(Chart and figure data)

------------------------------

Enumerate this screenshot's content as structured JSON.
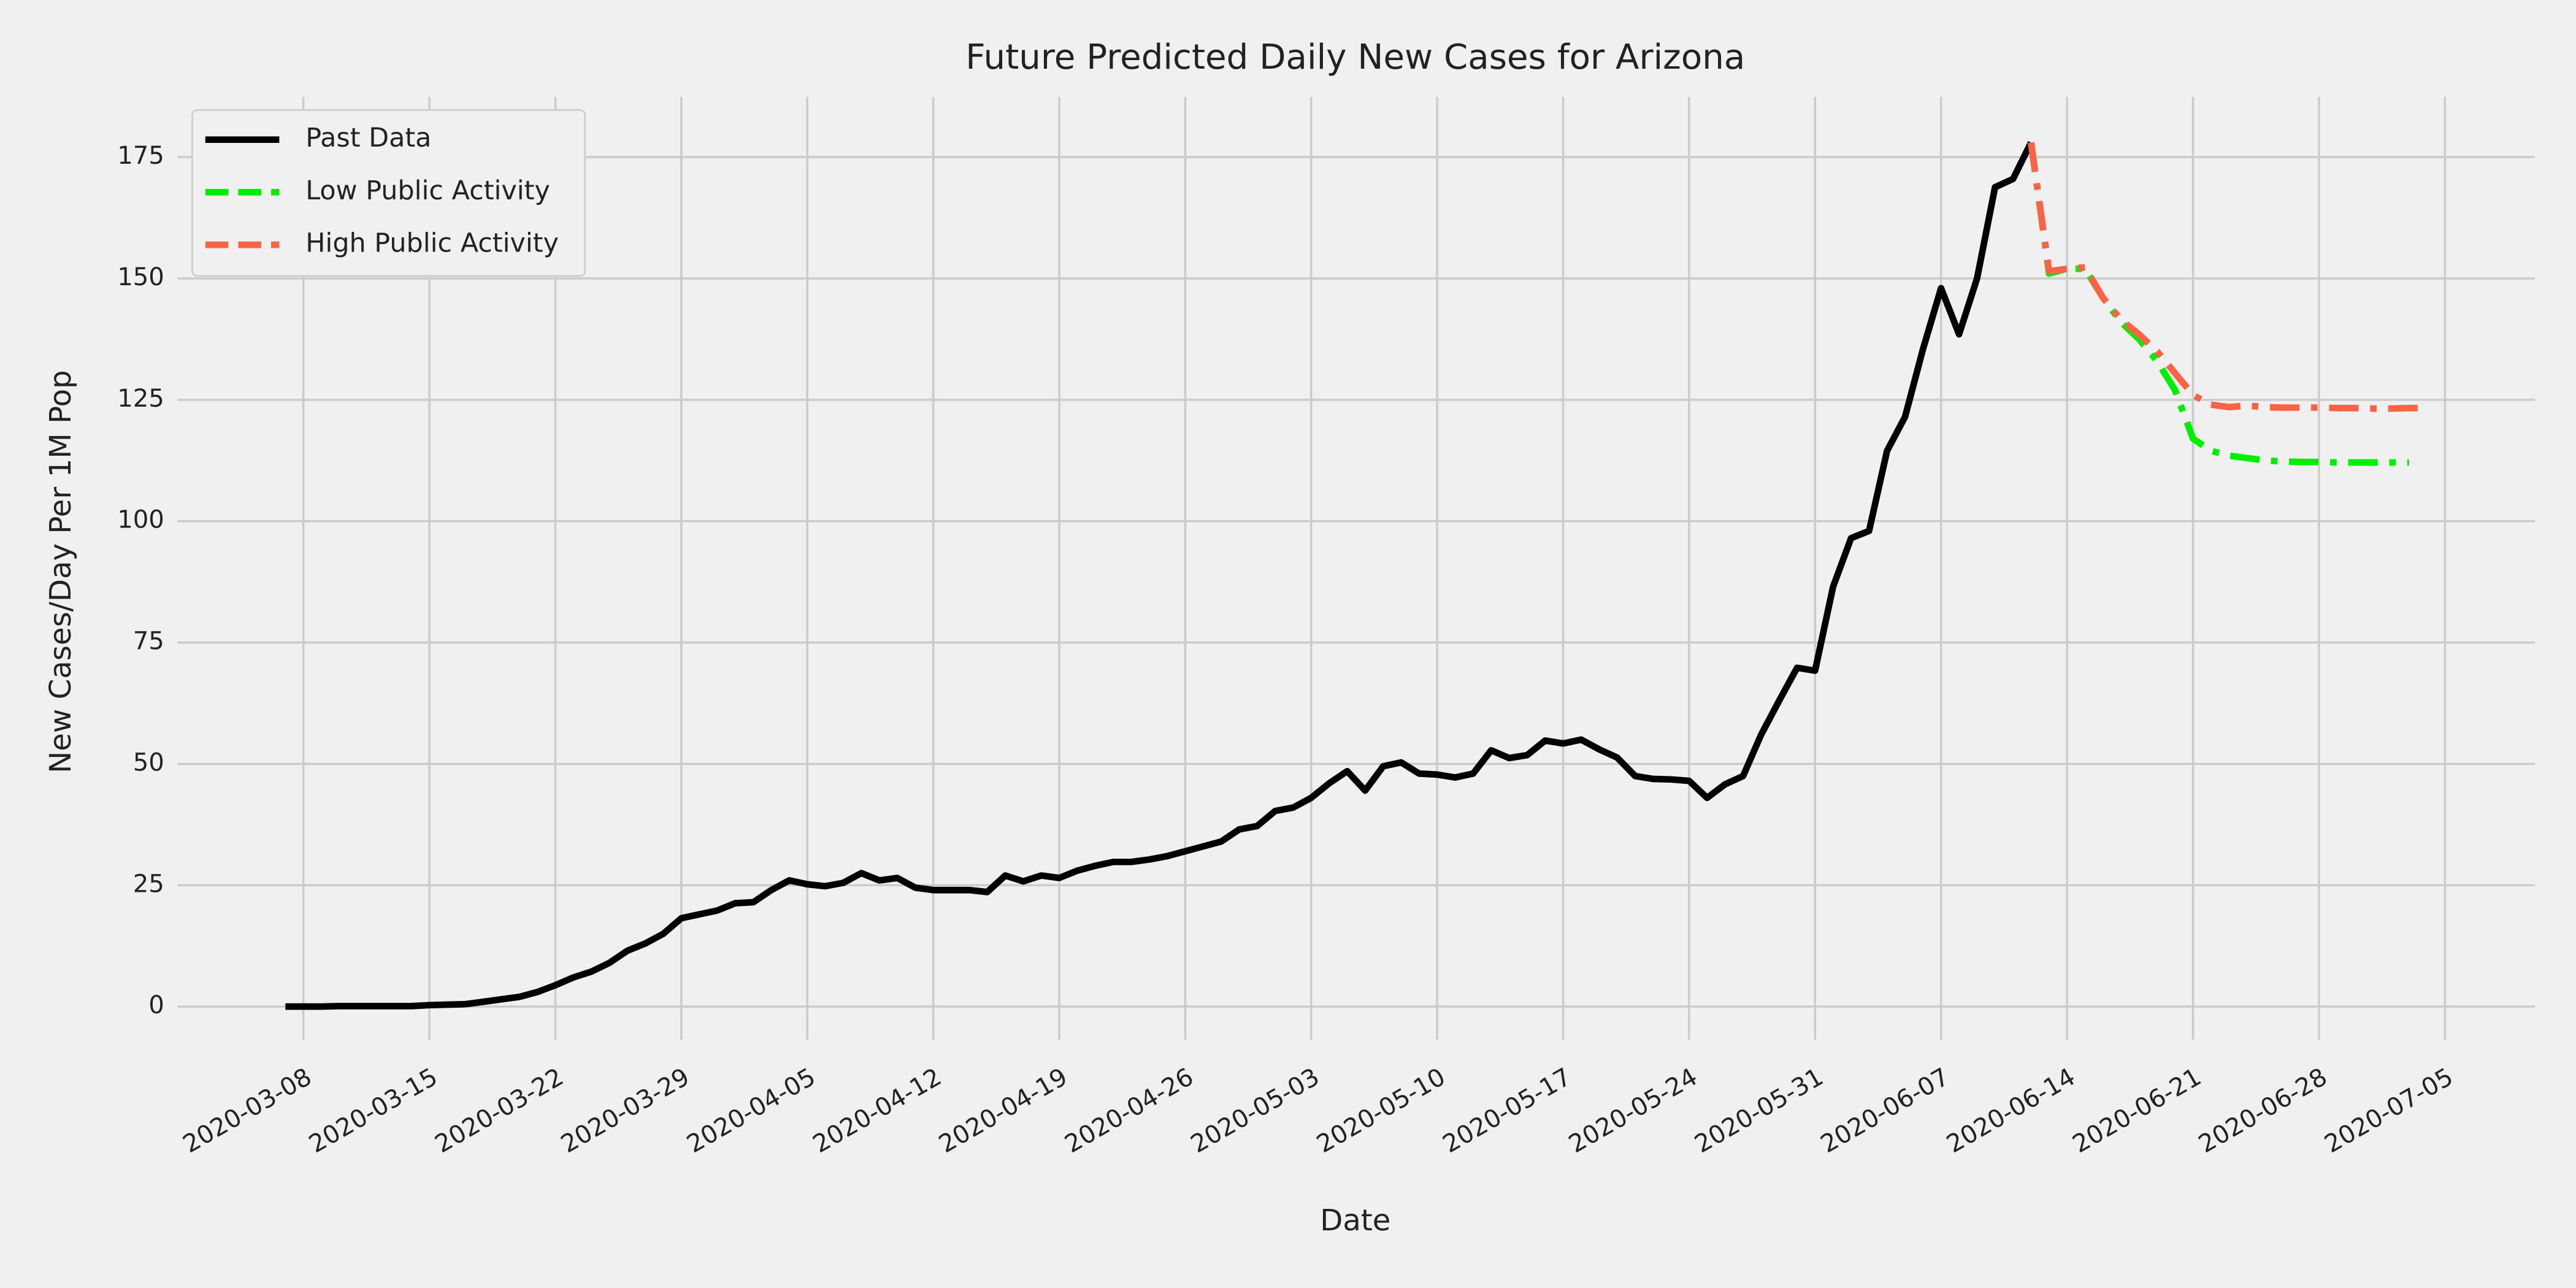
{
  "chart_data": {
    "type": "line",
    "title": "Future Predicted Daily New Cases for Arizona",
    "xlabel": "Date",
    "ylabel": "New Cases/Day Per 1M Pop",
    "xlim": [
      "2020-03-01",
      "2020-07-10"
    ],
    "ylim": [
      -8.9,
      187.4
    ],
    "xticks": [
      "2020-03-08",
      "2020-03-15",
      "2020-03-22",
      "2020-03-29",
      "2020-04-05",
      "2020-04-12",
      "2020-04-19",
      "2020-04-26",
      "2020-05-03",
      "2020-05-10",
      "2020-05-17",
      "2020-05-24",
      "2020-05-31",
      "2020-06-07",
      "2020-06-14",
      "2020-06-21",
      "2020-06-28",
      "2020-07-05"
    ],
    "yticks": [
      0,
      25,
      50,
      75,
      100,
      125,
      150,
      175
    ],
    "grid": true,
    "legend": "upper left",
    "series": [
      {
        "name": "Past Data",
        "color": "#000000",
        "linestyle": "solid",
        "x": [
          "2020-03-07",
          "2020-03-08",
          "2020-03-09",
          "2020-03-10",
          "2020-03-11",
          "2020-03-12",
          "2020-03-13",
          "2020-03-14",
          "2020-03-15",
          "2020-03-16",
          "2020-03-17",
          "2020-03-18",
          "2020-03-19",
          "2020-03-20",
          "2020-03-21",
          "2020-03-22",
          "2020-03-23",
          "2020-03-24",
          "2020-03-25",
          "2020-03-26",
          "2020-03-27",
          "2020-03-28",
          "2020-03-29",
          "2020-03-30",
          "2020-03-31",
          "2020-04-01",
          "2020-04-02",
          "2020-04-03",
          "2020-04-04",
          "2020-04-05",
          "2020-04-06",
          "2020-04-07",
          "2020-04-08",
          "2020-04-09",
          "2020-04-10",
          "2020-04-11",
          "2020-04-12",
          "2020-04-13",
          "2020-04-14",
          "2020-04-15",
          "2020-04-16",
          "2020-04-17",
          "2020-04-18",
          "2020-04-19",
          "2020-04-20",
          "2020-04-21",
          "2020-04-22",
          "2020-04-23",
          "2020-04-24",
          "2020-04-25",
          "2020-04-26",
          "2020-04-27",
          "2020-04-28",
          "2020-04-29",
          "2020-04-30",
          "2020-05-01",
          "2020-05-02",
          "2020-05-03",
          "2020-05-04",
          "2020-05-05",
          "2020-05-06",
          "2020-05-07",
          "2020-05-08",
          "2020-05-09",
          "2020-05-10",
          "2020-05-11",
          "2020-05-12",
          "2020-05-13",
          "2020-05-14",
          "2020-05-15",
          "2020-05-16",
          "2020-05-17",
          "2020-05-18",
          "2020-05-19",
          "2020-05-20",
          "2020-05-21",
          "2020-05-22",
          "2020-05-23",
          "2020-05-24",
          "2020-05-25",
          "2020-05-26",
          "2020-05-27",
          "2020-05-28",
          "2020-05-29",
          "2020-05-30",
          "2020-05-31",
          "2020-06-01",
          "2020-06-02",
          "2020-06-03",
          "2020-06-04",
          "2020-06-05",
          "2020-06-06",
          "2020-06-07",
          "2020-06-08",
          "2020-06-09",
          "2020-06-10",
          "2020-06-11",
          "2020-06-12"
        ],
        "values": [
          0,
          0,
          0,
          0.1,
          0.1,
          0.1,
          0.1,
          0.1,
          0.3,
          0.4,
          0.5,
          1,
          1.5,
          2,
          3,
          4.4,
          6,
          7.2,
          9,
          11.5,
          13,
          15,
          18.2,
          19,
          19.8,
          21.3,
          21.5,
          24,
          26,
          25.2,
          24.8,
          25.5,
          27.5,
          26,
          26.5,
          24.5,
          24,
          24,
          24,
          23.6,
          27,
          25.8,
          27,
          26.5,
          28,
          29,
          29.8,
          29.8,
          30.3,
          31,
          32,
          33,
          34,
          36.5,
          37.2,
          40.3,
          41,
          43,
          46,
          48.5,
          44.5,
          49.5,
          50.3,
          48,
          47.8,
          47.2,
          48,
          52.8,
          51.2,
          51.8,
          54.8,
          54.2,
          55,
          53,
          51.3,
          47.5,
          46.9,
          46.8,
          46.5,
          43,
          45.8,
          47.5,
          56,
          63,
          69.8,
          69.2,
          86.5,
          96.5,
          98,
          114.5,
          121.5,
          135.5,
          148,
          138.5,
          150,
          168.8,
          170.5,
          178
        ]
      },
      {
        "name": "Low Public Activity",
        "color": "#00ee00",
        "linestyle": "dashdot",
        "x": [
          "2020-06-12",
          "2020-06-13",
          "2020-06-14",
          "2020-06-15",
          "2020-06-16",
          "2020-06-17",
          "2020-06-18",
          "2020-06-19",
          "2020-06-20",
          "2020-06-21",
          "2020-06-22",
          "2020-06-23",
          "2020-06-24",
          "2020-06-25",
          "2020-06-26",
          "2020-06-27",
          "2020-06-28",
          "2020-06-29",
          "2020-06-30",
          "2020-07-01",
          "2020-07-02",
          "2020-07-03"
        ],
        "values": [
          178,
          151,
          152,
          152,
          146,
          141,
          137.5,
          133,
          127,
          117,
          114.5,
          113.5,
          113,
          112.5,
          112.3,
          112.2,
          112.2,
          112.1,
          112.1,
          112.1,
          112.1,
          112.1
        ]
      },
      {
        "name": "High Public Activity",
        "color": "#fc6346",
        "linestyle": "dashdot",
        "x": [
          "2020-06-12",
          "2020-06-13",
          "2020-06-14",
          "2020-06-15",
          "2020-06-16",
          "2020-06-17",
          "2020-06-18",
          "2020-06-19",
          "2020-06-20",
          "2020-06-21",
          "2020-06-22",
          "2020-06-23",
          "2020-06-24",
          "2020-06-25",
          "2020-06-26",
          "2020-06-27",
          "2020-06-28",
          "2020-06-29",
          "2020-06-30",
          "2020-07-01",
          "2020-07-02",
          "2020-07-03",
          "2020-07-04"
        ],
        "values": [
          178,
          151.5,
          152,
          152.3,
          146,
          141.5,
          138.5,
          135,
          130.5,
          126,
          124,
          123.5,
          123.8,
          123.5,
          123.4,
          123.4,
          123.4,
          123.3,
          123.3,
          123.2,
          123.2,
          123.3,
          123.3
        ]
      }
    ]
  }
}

------------------------------

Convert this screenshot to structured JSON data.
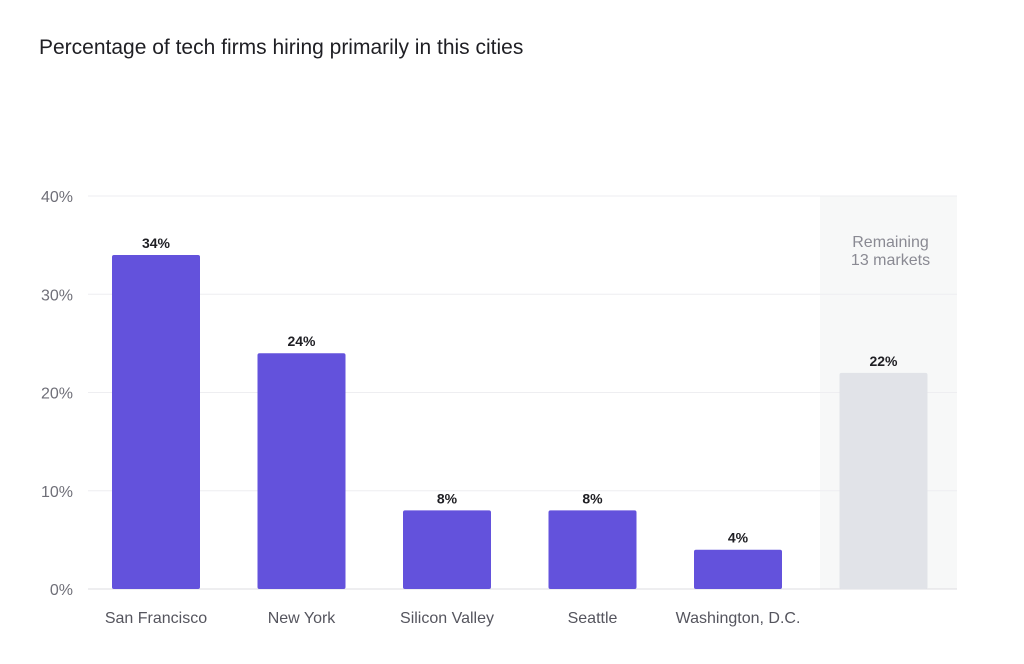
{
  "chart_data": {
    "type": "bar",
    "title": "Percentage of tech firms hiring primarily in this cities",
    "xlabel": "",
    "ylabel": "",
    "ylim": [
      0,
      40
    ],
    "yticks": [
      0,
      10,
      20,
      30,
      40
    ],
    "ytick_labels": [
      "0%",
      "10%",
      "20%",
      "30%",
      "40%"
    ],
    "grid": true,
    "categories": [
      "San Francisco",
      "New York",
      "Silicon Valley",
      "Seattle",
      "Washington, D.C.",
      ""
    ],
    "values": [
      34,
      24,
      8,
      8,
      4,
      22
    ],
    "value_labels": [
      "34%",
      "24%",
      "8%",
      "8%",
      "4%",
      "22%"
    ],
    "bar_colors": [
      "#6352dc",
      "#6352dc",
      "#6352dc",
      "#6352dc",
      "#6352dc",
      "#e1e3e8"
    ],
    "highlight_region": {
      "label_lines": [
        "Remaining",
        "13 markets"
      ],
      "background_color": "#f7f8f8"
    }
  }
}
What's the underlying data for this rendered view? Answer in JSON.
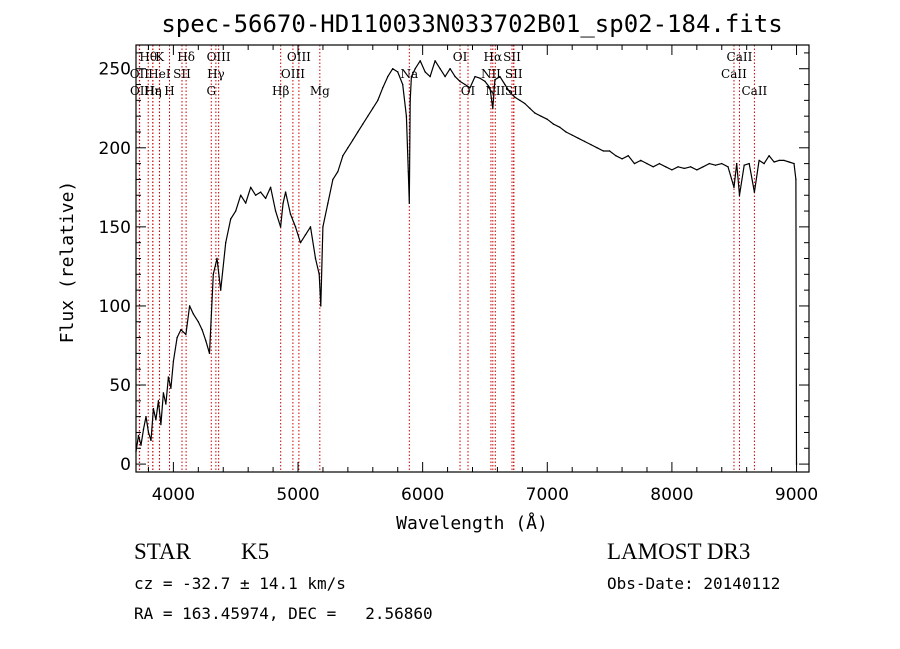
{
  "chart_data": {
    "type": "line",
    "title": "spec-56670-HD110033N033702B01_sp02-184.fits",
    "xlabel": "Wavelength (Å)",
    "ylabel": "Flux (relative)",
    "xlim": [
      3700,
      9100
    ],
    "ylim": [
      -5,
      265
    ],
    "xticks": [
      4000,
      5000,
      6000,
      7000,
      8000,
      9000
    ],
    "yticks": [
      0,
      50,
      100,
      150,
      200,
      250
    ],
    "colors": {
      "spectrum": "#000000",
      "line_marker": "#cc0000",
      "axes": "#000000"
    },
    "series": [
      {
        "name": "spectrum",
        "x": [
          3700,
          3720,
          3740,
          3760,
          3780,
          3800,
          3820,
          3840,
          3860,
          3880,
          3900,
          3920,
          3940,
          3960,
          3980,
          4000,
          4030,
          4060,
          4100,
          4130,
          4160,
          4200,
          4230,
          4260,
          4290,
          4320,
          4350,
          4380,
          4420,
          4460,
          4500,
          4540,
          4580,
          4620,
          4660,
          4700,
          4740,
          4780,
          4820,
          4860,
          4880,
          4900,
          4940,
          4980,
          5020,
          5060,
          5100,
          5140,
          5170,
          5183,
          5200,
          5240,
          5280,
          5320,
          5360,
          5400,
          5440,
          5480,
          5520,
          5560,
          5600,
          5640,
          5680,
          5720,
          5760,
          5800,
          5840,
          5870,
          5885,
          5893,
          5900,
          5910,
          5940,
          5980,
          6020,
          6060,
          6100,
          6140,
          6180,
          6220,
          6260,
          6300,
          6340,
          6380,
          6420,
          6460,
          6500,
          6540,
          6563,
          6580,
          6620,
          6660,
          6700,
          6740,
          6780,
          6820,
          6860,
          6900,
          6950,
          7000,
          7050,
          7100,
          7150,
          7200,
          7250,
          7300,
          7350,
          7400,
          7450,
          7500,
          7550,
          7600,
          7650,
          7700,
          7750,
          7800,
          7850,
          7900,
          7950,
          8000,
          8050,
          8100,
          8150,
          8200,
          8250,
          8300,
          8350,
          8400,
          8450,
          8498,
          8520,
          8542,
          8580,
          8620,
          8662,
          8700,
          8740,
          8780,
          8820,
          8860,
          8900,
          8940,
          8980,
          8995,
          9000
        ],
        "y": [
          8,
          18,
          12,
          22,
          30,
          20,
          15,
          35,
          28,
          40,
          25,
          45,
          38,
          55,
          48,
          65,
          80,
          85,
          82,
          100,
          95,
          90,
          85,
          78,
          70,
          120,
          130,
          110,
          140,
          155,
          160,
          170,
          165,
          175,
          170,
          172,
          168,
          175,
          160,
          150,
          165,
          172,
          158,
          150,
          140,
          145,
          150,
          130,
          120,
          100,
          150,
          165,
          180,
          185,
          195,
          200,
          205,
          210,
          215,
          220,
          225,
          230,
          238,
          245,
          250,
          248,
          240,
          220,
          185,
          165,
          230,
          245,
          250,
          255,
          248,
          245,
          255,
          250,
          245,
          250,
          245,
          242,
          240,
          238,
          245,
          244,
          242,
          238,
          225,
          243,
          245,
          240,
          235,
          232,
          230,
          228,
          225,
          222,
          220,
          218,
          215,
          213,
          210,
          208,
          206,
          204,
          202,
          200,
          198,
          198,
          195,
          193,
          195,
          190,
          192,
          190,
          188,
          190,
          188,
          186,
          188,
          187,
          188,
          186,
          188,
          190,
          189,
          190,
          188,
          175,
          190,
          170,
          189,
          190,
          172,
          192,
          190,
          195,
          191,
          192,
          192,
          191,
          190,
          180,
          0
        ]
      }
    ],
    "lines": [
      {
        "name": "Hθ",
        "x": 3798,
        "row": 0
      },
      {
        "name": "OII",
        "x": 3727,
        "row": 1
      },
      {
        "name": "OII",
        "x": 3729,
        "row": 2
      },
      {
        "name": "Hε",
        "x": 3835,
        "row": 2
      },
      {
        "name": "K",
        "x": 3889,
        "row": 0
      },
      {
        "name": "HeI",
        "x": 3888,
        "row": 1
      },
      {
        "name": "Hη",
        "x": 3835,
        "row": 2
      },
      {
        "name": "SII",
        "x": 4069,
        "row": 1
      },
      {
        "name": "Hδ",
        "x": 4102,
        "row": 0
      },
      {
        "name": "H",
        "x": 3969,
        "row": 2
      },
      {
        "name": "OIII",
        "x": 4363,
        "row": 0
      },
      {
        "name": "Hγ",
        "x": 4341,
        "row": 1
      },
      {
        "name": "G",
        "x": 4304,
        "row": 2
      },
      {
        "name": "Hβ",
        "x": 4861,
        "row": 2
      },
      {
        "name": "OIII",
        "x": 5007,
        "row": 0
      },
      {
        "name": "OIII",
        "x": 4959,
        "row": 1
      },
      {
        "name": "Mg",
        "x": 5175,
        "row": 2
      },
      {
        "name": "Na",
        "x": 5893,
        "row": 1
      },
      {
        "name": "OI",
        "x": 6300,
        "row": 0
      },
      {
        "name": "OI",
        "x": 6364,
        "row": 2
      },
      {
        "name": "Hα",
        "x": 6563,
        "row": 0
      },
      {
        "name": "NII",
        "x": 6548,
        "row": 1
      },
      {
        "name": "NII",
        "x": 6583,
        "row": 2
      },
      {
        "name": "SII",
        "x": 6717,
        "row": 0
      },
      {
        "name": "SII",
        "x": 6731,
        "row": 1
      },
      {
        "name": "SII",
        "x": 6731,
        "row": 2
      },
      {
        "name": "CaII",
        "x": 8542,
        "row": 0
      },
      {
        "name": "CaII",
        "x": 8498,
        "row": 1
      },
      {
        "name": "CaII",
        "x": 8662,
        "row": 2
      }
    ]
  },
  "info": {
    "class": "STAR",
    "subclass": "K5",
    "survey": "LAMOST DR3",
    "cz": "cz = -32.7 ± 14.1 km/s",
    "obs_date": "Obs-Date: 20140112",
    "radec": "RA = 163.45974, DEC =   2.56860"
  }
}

------------------------------

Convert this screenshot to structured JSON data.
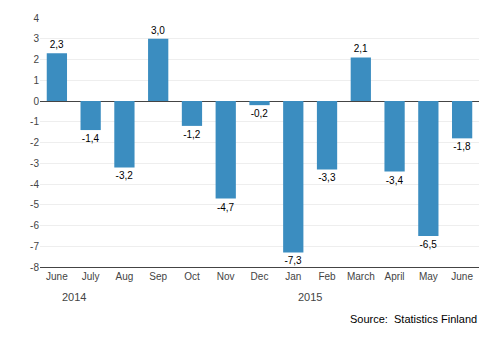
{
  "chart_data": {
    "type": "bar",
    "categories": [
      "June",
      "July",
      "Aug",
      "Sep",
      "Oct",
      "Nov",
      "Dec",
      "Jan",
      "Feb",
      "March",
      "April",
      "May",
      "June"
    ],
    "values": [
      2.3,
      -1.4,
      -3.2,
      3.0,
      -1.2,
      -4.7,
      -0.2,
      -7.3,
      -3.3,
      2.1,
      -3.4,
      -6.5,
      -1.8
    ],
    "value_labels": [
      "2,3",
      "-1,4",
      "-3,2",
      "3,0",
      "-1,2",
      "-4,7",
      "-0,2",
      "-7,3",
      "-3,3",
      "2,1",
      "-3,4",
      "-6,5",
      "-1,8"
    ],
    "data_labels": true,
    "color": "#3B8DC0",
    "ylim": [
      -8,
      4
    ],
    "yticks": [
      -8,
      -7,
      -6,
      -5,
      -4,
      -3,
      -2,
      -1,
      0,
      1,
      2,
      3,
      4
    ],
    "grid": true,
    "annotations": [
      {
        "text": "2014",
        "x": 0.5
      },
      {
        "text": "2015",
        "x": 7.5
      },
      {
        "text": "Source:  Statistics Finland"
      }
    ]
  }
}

------------------------------

**Stated goal**
Pull every line containing "JSON" out of the data above.

**Task answer**
Enumerate this screenshot's content as structured JSON.
Convert this screenshot to structured JSON data.
What's the underlying data for this rendered view? Answer in JSON.
Convert this screenshot to structured JSON data.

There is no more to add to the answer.